== Data rows ==

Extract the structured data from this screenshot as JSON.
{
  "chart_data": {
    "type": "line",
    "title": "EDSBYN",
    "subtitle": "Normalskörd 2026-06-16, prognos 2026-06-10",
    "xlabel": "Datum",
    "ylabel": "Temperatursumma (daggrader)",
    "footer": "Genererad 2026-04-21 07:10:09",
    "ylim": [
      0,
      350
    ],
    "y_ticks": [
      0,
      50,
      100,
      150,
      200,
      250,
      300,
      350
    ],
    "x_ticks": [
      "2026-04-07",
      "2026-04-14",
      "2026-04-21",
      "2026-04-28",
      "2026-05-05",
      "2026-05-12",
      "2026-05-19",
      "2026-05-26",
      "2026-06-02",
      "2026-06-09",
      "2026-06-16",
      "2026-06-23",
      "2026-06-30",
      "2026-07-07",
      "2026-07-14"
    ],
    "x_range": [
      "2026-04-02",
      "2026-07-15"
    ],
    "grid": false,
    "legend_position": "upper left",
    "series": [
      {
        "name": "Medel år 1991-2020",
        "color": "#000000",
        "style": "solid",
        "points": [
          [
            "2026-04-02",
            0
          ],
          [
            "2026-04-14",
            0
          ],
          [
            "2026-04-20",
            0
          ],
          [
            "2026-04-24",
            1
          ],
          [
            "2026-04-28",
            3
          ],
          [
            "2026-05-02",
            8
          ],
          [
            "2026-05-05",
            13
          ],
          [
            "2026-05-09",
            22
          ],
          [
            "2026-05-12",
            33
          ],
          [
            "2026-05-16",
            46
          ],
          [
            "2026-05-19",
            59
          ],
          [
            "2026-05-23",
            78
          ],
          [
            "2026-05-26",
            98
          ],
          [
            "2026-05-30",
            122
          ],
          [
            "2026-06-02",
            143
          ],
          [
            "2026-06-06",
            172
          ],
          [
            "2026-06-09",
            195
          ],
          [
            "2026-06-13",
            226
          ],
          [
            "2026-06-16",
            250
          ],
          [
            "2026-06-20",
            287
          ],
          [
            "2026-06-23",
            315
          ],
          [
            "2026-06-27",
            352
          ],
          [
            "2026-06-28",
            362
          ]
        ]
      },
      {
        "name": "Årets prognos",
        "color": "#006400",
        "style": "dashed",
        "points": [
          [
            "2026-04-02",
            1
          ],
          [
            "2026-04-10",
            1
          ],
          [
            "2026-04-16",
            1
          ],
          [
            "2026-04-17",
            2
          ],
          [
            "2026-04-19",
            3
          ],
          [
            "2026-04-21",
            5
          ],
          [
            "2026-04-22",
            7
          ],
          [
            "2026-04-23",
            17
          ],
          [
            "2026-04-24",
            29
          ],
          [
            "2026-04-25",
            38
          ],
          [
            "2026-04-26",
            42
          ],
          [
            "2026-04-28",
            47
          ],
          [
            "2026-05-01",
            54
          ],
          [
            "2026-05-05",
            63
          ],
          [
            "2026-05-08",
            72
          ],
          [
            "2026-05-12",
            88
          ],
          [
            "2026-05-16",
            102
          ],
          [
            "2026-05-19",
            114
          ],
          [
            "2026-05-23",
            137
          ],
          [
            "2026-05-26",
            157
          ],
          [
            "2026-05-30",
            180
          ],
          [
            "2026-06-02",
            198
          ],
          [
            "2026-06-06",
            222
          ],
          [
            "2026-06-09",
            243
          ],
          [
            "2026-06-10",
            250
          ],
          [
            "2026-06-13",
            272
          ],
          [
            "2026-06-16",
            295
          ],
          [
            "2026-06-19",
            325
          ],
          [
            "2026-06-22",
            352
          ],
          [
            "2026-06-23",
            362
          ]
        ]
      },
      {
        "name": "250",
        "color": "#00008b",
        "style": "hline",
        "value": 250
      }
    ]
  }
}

===

Written task -> Identify the lines in the entries above that contain "style", then copy them out.

The answer ->
        "style": "solid",
        "style": "dashed",
        "style": "hline",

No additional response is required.